> _Stored data entries_
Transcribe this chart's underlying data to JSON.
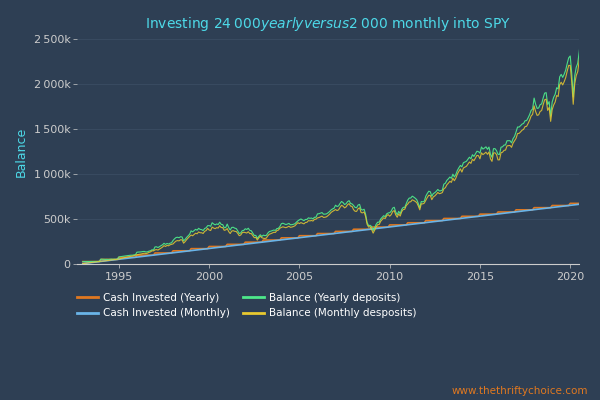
{
  "title": "Investing $24 000 yearly versus $2 000 monthly into SPY",
  "background_color": "#2e3f54",
  "plot_bg_color": "#2e3f54",
  "title_color": "#4dd9e8",
  "ylabel": "Balance",
  "ylabel_color": "#4dd9e8",
  "tick_color": "#cccccc",
  "grid_color": "#3d5066",
  "website_text": "www.thethriftychoice.com",
  "website_color": "#e07820",
  "legend_text_color": "#ffffff",
  "line_cash_yearly_color": "#e07820",
  "line_cash_monthly_color": "#6ab4e8",
  "line_bal_yearly_color": "#4de88a",
  "line_bal_monthly_color": "#e8c930",
  "annual_investment": 24000,
  "monthly_investment": 2000,
  "start_year": 1993,
  "end_year": 2020,
  "ylim": [
    0,
    2500000
  ],
  "ytick_labels": [
    "0",
    "500k",
    "1 000k",
    "1 500k",
    "2 000k",
    "2 500k"
  ]
}
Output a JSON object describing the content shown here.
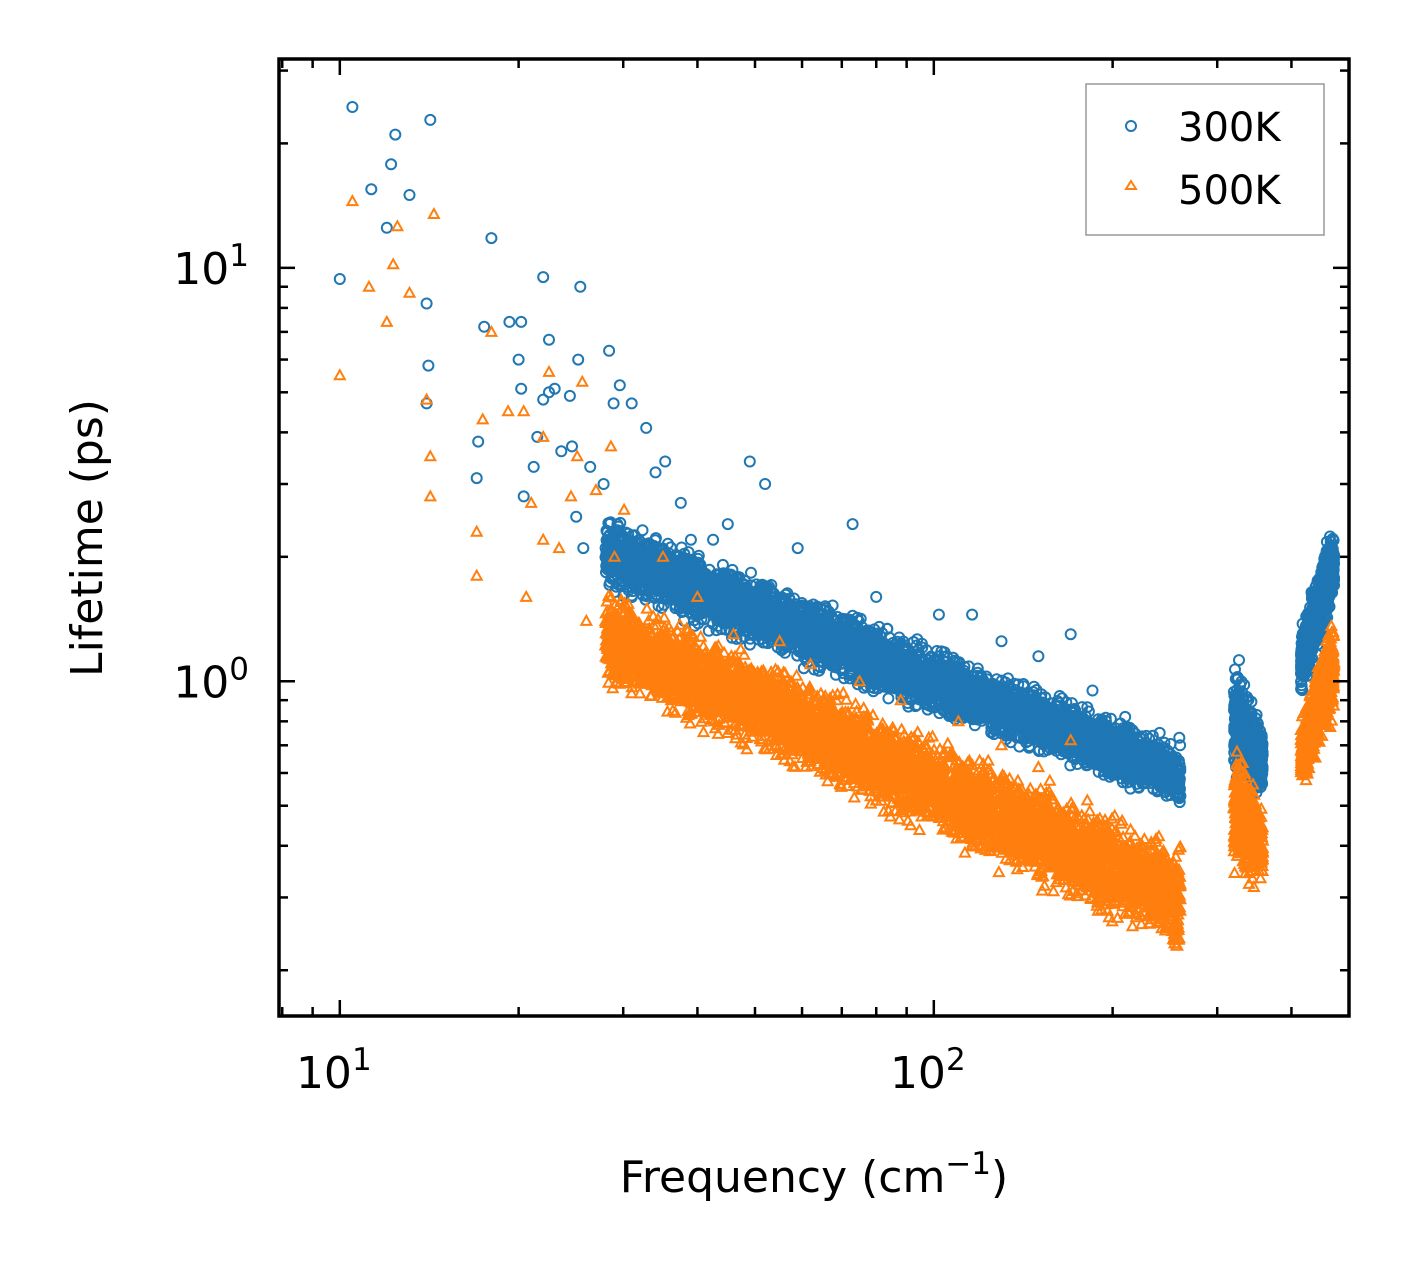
{
  "chart_data": {
    "type": "scatter",
    "title": "",
    "xlabel": "Frequency (cm",
    "xlabel_sup": "−1",
    "xlabel_end": ")",
    "ylabel": "Lifetime (ps)",
    "xscale": "log",
    "yscale": "log",
    "xlim": [
      7.9,
      500
    ],
    "ylim": [
      0.155,
      32
    ],
    "x_ticks": [
      {
        "value": 10,
        "base": "10",
        "exp": "1"
      },
      {
        "value": 100,
        "base": "10",
        "exp": "2"
      }
    ],
    "y_ticks": [
      {
        "value": 1,
        "base": "10",
        "exp": "0"
      },
      {
        "value": 10,
        "base": "10",
        "exp": "1"
      }
    ],
    "legend_position": "top-right",
    "series": [
      {
        "name": "300K",
        "marker": "circle",
        "color": "#1f77b4",
        "points": [
          [
            10.0,
            9.4
          ],
          [
            10.5,
            24.5
          ],
          [
            11.3,
            15.5
          ],
          [
            12.0,
            12.5
          ],
          [
            12.2,
            17.8
          ],
          [
            12.4,
            21.0
          ],
          [
            13.1,
            15.0
          ],
          [
            14.2,
            22.8
          ],
          [
            14.0,
            8.2
          ],
          [
            14.1,
            5.8
          ],
          [
            14.0,
            4.7
          ],
          [
            17.0,
            3.1
          ],
          [
            17.1,
            3.8
          ],
          [
            17.5,
            7.2
          ],
          [
            18.0,
            11.8
          ],
          [
            19.3,
            7.4
          ],
          [
            20.2,
            7.4
          ],
          [
            20.0,
            6.0
          ],
          [
            20.2,
            5.1
          ],
          [
            20.4,
            2.8
          ],
          [
            21.2,
            3.3
          ],
          [
            21.5,
            3.9
          ],
          [
            22.0,
            9.5
          ],
          [
            22.0,
            4.8
          ],
          [
            22.5,
            5.0
          ],
          [
            22.5,
            6.7
          ],
          [
            23.0,
            5.1
          ],
          [
            23.6,
            3.6
          ],
          [
            24.4,
            4.9
          ],
          [
            24.6,
            3.7
          ],
          [
            25.0,
            2.5
          ],
          [
            25.2,
            6.0
          ],
          [
            25.4,
            9.0
          ],
          [
            25.7,
            2.1
          ],
          [
            26.4,
            3.3
          ],
          [
            27.8,
            3.0
          ],
          [
            28.4,
            6.3
          ],
          [
            28.9,
            4.7
          ],
          [
            29.6,
            5.2
          ],
          [
            31.0,
            4.7
          ],
          [
            32.8,
            4.1
          ],
          [
            34.0,
            3.2
          ],
          [
            35.3,
            3.4
          ],
          [
            37.5,
            2.7
          ],
          [
            39.0,
            2.2
          ],
          [
            42.5,
            2.2
          ],
          [
            45.0,
            2.4
          ],
          [
            49.0,
            3.4
          ],
          [
            52.0,
            3.0
          ],
          [
            59.0,
            2.1
          ],
          [
            73.0,
            2.4
          ],
          [
            80.0,
            1.6
          ],
          [
            102.0,
            1.45
          ],
          [
            116.0,
            1.45
          ],
          [
            130.0,
            1.25
          ],
          [
            150.0,
            1.15
          ],
          [
            170.0,
            1.3
          ],
          [
            185.0,
            0.95
          ],
          [
            210.0,
            0.82
          ],
          [
            240.0,
            0.75
          ],
          [
            259.0,
            0.73
          ]
        ]
      },
      {
        "name": "500K",
        "marker": "triangle",
        "color": "#ff7f0e",
        "points": [
          [
            10.0,
            5.5
          ],
          [
            10.5,
            14.5
          ],
          [
            11.2,
            9.0
          ],
          [
            12.0,
            7.4
          ],
          [
            12.3,
            10.2
          ],
          [
            12.5,
            12.6
          ],
          [
            13.1,
            8.7
          ],
          [
            14.0,
            4.8
          ],
          [
            14.2,
            3.5
          ],
          [
            14.2,
            2.8
          ],
          [
            14.4,
            13.5
          ],
          [
            17.0,
            2.3
          ],
          [
            17.0,
            1.8
          ],
          [
            17.4,
            4.3
          ],
          [
            18.0,
            7.0
          ],
          [
            19.2,
            4.5
          ],
          [
            20.4,
            4.5
          ],
          [
            20.6,
            1.6
          ],
          [
            21.0,
            2.7
          ],
          [
            22.0,
            3.9
          ],
          [
            22.5,
            5.6
          ],
          [
            22.0,
            2.2
          ],
          [
            23.4,
            2.1
          ],
          [
            24.5,
            2.8
          ],
          [
            25.1,
            3.5
          ],
          [
            25.6,
            5.3
          ],
          [
            26.0,
            1.4
          ],
          [
            27.0,
            2.9
          ],
          [
            28.6,
            3.7
          ],
          [
            29.0,
            2.0
          ],
          [
            30.1,
            2.6
          ],
          [
            35.0,
            2.0
          ],
          [
            40.0,
            1.6
          ],
          [
            46.0,
            1.3
          ],
          [
            55.0,
            1.25
          ],
          [
            62.0,
            1.1
          ],
          [
            75.0,
            1.0
          ],
          [
            88.0,
            0.9
          ],
          [
            110.0,
            0.8
          ],
          [
            130.0,
            0.7
          ],
          [
            150.0,
            0.62
          ],
          [
            170.0,
            0.72
          ],
          [
            200.0,
            0.42
          ],
          [
            230.0,
            0.35
          ],
          [
            259.0,
            0.32
          ]
        ]
      }
    ],
    "bands": [
      {
        "series": 0,
        "x_start": 28,
        "x_end": 260,
        "lo_start": 1.6,
        "lo_end": 0.48,
        "hi_start": 2.6,
        "hi_end": 0.72,
        "count": 5200
      },
      {
        "series": 1,
        "x_start": 28,
        "x_end": 260,
        "lo_start": 0.95,
        "lo_end": 0.21,
        "hi_start": 1.75,
        "hi_end": 0.42,
        "count": 5200
      },
      {
        "series": 0,
        "x_start": 320,
        "x_end": 358,
        "lo_start": 0.55,
        "lo_end": 0.5,
        "hi_start": 1.25,
        "hi_end": 0.8,
        "count": 500
      },
      {
        "series": 1,
        "x_start": 320,
        "x_end": 358,
        "lo_start": 0.33,
        "lo_end": 0.3,
        "hi_start": 0.75,
        "hi_end": 0.52,
        "count": 500
      },
      {
        "series": 0,
        "x_start": 415,
        "x_end": 472,
        "lo_start": 0.88,
        "lo_end": 1.55,
        "hi_start": 1.4,
        "hi_end": 2.5,
        "count": 800
      },
      {
        "series": 1,
        "x_start": 415,
        "x_end": 472,
        "lo_start": 0.52,
        "lo_end": 0.8,
        "hi_start": 0.85,
        "hi_end": 1.5,
        "count": 800
      }
    ]
  }
}
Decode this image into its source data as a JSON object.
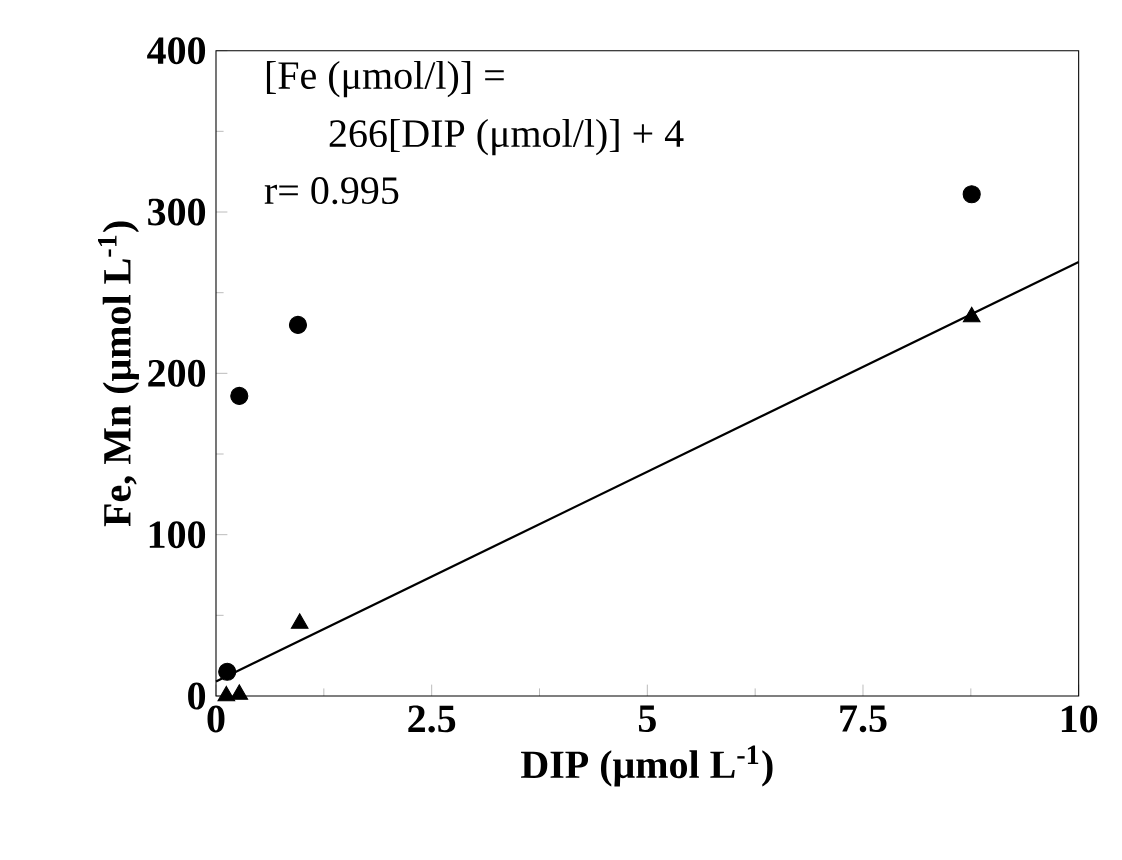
{
  "chart_data": {
    "type": "scatter",
    "xlabel": "DIP (μmol L$^{-1}$)",
    "ylabel": "Fe, Mn (μmol L$^{-1}$)",
    "xlim": [
      0,
      10
    ],
    "xticks": [
      0,
      2.5,
      5,
      7.5,
      10
    ],
    "ylim": [
      0,
      400
    ],
    "yticks": [
      0,
      100,
      200,
      300,
      400
    ],
    "annotations": [
      "[Fe (μmol/l)] =",
      "266[DIP (μmol/l)] + 4",
      "r= 0.995"
    ],
    "series": [
      {
        "marker": "circle",
        "color": "#000000",
        "x": [
          0.13,
          0.27,
          0.95,
          8.76
        ],
        "values": [
          15,
          186,
          230,
          311
        ]
      },
      {
        "marker": "triangle",
        "color": "#000000",
        "x": [
          0.12,
          0.27,
          0.97,
          8.76
        ],
        "values": [
          0,
          1,
          45,
          235
        ]
      },
      {
        "type": "line",
        "marker": "none",
        "line_style": "solid",
        "color": "#000000",
        "x": [
          0,
          10
        ],
        "values": [
          9,
          269
        ]
      }
    ]
  }
}
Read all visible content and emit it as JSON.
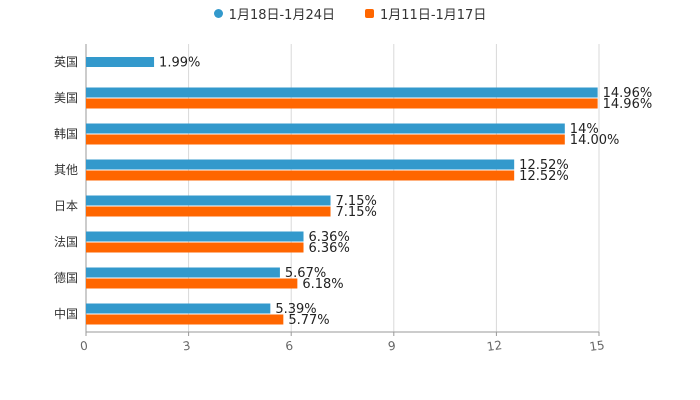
{
  "chart_data": {
    "type": "bar",
    "orientation": "horizontal",
    "categories": [
      "英国",
      "美国",
      "韩国",
      "其他",
      "日本",
      "法国",
      "德国",
      "中国"
    ],
    "series": [
      {
        "name": "1月18日-1月24日",
        "color": "#3399cc",
        "marker": "circle",
        "values": [
          1.99,
          14.96,
          14,
          12.52,
          7.15,
          6.36,
          5.67,
          5.39
        ],
        "labels": [
          "1.99%",
          "14.96%",
          "14%",
          "12.52%",
          "7.15%",
          "6.36%",
          "5.67%",
          "5.39%"
        ]
      },
      {
        "name": "1月11日-1月17日",
        "color": "#ff6600",
        "marker": "square",
        "values": [
          null,
          14.96,
          14.0,
          12.52,
          7.15,
          6.36,
          6.18,
          5.77
        ],
        "labels": [
          null,
          "14.96%",
          "14.00%",
          "12.52%",
          "7.15%",
          "6.36%",
          "6.18%",
          "5.77%"
        ]
      }
    ],
    "x_ticks": [
      0,
      3,
      6,
      9,
      12,
      15
    ],
    "xlim": [
      0,
      15
    ],
    "grid": true,
    "legend_position": "top-center",
    "title": "",
    "xlabel": "",
    "ylabel": ""
  }
}
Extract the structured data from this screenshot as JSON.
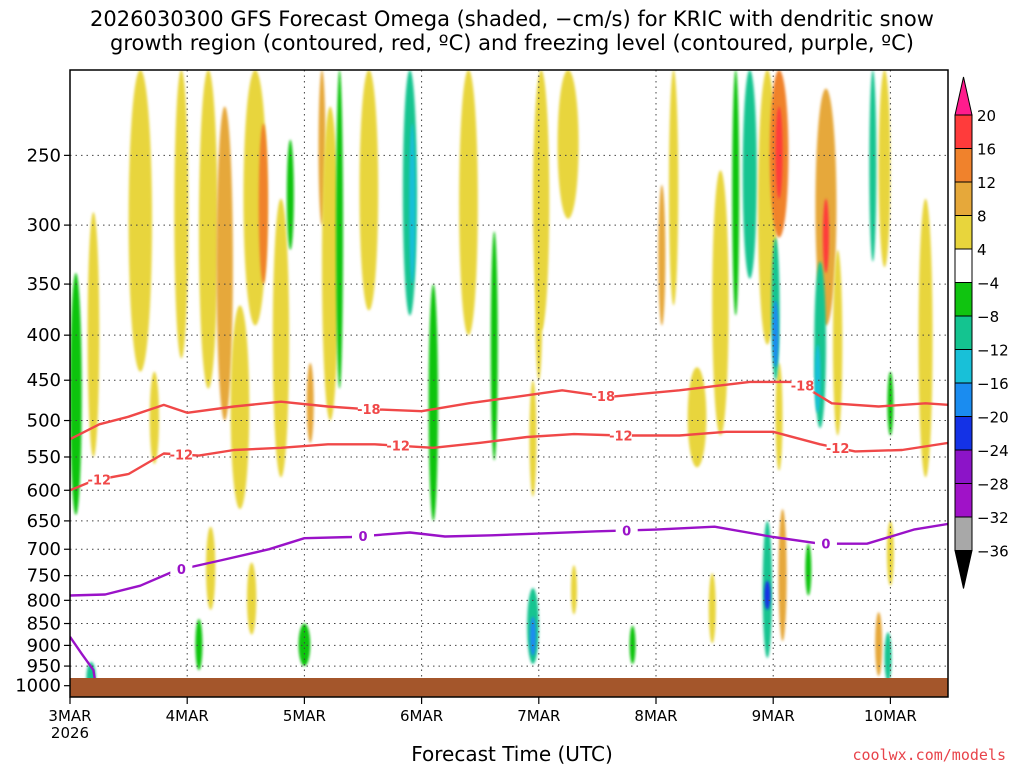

> _What to produce_
Skip all pictures. Write out only the lines from the one containing "Read all visible content and emit it as JSON." to the end of the listing above, inclusive, exactly as given.

> _Task result_
Read all visible content and emit it as JSON.
{
  "chart_data": {
    "type": "bar",
    "orientation": "horizontal",
    "categories": [
      "英国",
      "美国",
      "韩国",
      "其他",
      "日本",
      "法国",
      "德国",
      "中国"
    ],
    "series": [
      {
        "name": "1月18日-1月24日",
        "color": "#3399cc",
        "marker": "circle",
        "values": [
          1.99,
          14.96,
          14,
          12.52,
          7.15,
          6.36,
          5.67,
          5.39
        ],
        "labels": [
          "1.99%",
          "14.96%",
          "14%",
          "12.52%",
          "7.15%",
          "6.36%",
          "5.67%",
          "5.39%"
        ]
      },
      {
        "name": "1月11日-1月17日",
        "color": "#ff6600",
        "marker": "square",
        "values": [
          null,
          14.96,
          14.0,
          12.52,
          7.15,
          6.36,
          6.18,
          5.77
        ],
        "labels": [
          null,
          "14.96%",
          "14.00%",
          "12.52%",
          "7.15%",
          "6.36%",
          "6.18%",
          "5.77%"
        ]
      }
    ],
    "x_ticks": [
      0,
      3,
      6,
      9,
      12,
      15
    ],
    "xlim": [
      0,
      15
    ],
    "grid": true,
    "legend_position": "top-center",
    "title": "",
    "xlabel": "",
    "ylabel": ""
  }
}
Extract the structured data from this screenshot as JSON.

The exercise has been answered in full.